(Collected data)
= = =

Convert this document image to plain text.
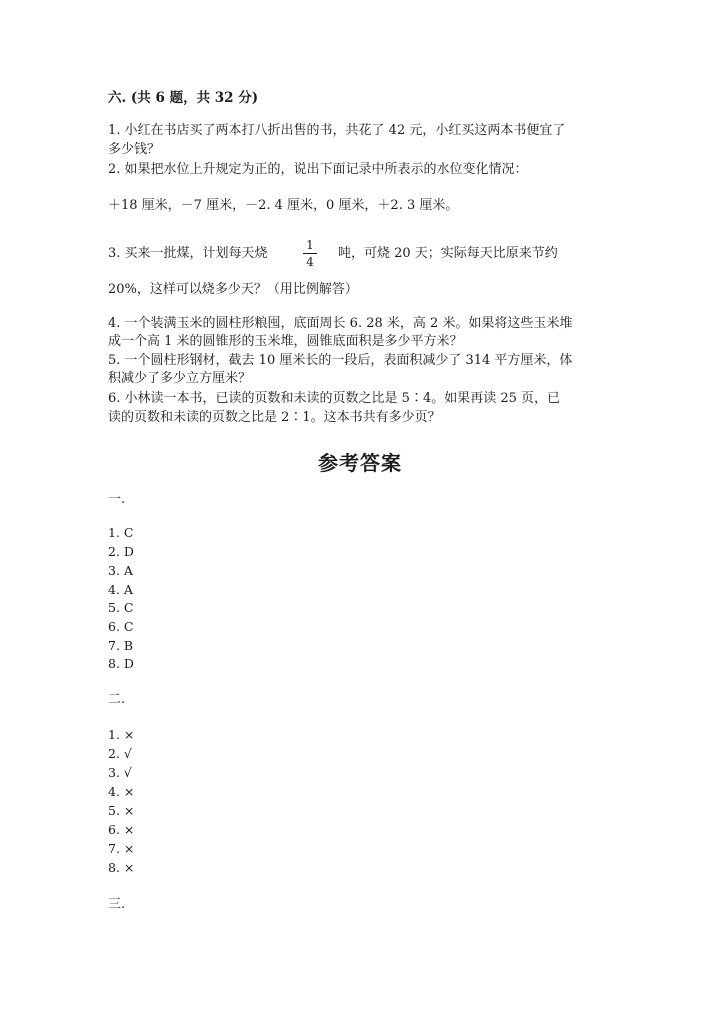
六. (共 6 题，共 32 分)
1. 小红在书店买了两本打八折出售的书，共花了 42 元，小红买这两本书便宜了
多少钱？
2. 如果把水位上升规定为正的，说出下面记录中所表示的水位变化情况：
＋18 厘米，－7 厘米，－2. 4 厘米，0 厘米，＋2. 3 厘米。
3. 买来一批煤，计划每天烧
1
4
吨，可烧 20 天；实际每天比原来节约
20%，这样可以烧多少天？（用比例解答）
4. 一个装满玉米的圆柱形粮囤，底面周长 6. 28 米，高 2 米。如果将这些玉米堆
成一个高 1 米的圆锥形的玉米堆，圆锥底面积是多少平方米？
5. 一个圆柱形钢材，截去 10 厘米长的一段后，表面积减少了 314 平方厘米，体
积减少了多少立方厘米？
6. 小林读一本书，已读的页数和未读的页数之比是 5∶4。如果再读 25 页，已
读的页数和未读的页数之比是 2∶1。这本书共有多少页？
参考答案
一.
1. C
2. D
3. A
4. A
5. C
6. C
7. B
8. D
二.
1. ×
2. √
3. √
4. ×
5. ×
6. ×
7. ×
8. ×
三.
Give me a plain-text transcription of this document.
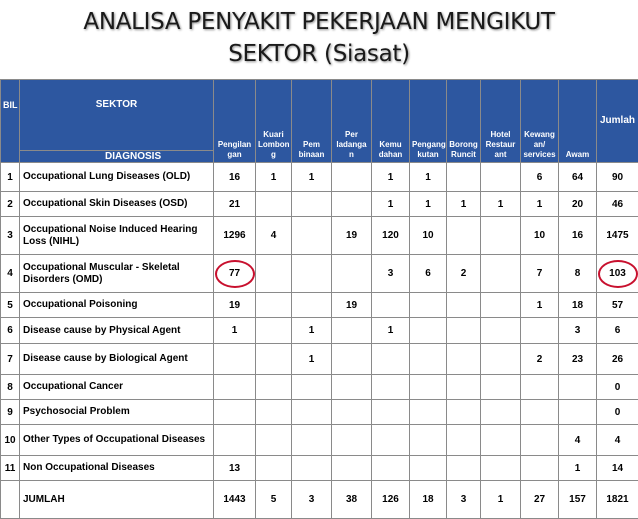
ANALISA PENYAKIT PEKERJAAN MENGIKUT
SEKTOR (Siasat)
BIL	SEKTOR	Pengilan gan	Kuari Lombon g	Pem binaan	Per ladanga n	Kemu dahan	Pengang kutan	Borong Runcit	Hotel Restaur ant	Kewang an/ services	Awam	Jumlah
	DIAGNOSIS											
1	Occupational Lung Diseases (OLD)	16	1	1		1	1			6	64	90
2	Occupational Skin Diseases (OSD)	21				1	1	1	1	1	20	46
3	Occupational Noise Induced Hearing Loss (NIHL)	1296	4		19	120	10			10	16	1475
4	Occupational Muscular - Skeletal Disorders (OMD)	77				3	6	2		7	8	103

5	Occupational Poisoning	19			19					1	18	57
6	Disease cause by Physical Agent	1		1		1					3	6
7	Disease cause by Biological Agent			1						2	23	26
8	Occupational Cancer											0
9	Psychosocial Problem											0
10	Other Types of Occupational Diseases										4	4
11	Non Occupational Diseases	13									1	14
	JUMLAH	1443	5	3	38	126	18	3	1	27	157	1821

= = =

Stated goal: In this exercise, set down all of the data exactly, without the pictures.

Worked answer:
Convert this document image to plain text.
六. (共 6 题，共 32 分)
1. 小红在书店买了两本打八折出售的书，共花了 42 元，小红买这两本书便宜了
多少钱？
2. 如果把水位上升规定为正的，说出下面记录中所表示的水位变化情况：
＋18 厘米，－7 厘米，－2. 4 厘米，0 厘米，＋2. 3 厘米。
3. 买来一批煤，计划每天烧
1
4
吨，可烧 20 天；实际每天比原来节约
20%，这样可以烧多少天？（用比例解答）
4. 一个装满玉米的圆柱形粮囤，底面周长 6. 28 米，高 2 米。如果将这些玉米堆
成一个高 1 米的圆锥形的玉米堆，圆锥底面积是多少平方米？
5. 一个圆柱形钢材，截去 10 厘米长的一段后，表面积减少了 314 平方厘米，体
积减少了多少立方厘米？
6. 小林读一本书，已读的页数和未读的页数之比是 5∶4。如果再读 25 页，已
读的页数和未读的页数之比是 2∶1。这本书共有多少页？
参考答案
一.
1. C
2. D
3. A
4. A
5. C
6. C
7. B
8. D
二.
1. ×
2. √
3. √
4. ×
5. ×
6. ×
7. ×
8. ×
三.
Give me a plain-text transcription of this document.
ANALISA PENYAKIT PEKERJAAN MENGIKUT
SEKTOR (Siasat)
BIL	SEKTOR	Pengilan gan	Kuari Lombon g	Pem binaan	Per ladanga n	Kemu dahan	Pengang kutan	Borong Runcit	Hotel Restaur ant	Kewang an/ services	Awam	Jumlah
	DIAGNOSIS											
1	Occupational Lung Diseases (OLD)	16	1	1		1	1			6	64	90
2	Occupational Skin Diseases (OSD)	21				1	1	1	1	1	20	46
3	Occupational Noise Induced Hearing Loss (NIHL)	1296	4		19	120	10			10	16	1475
4	Occupational Muscular - Skeletal Disorders (OMD)	77				3	6	2		7	8	103

5	Occupational Poisoning	19			19					1	18	57
6	Disease cause by Physical Agent	1		1		1					3	6
7	Disease cause by Biological Agent			1						2	23	26
8	Occupational Cancer											0
9	Psychosocial Problem											0
10	Other Types of Occupational Diseases										4	4
11	Non Occupational Diseases	13									1	14
	JUMLAH	1443	5	3	38	126	18	3	1	27	157	1821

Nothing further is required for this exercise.